## Instructions for the task
Make an exact copy of all the entries, but do not reproduce the pictures.

** BEGIN **

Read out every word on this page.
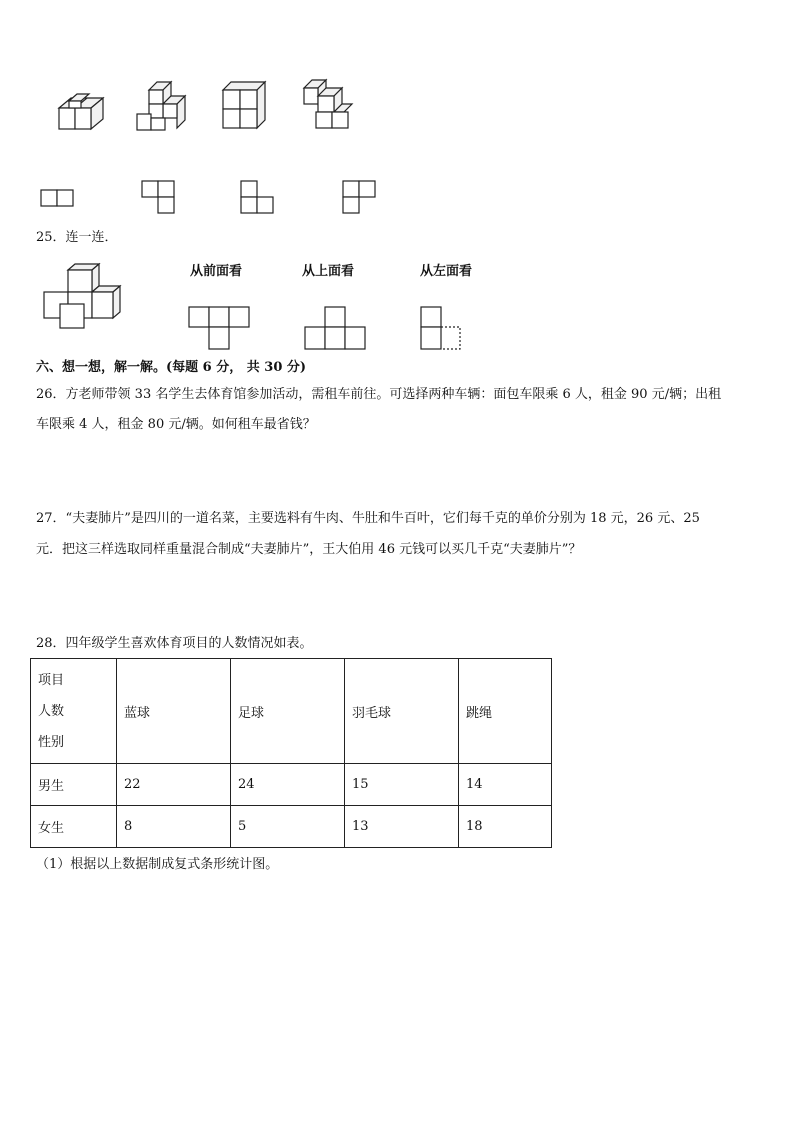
25．连一连．
从前面看	从上面看	从左面看
六、想一想，解一解。(每题 6 分， 共 30 分)
26．方老师带领 33 名学生去体育馆参加活动，需租车前往。可选择两种车辆：面包车限乘 6 人，租金 90 元/辆；出租
车限乘 4 人，租金 80 元/辆。如何租车最省钱？
27．“夫妻肺片”是四川的一道名菜，主要选料有牛肉、牛肚和牛百叶，它们每千克的单价分别为 18 元，26 元、25
元．把这三样选取同样重量混合制成“夫妻肺片”，王大伯用 46 元钱可以买几千克“夫妻肺片”？
28．四年级学生喜欢体育项目的人数情况如表。
项目
人数
性别	蓝球	足球	羽毛球	跳绳
男生	22	24	15	14
女生	8	5	13	18
（1）根据以上数据制成复式条形统计图。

** END **

## Task response
Read out every word on this page.
25．连一连．
从前面看	从上面看	从左面看
六、想一想，解一解。(每题 6 分， 共 30 分)
26．方老师带领 33 名学生去体育馆参加活动，需租车前往。可选择两种车辆：面包车限乘 6 人，租金 90 元/辆；出租
车限乘 4 人，租金 80 元/辆。如何租车最省钱？
27．“夫妻肺片”是四川的一道名菜，主要选料有牛肉、牛肚和牛百叶，它们每千克的单价分别为 18 元，26 元、25
元．把这三样选取同样重量混合制成“夫妻肺片”，王大伯用 46 元钱可以买几千克“夫妻肺片”？
28．四年级学生喜欢体育项目的人数情况如表。
项目
人数
性别	蓝球	足球	羽毛球	跳绳
男生	22	24	15	14
女生	8	5	13	18
（1）根据以上数据制成复式条形统计图。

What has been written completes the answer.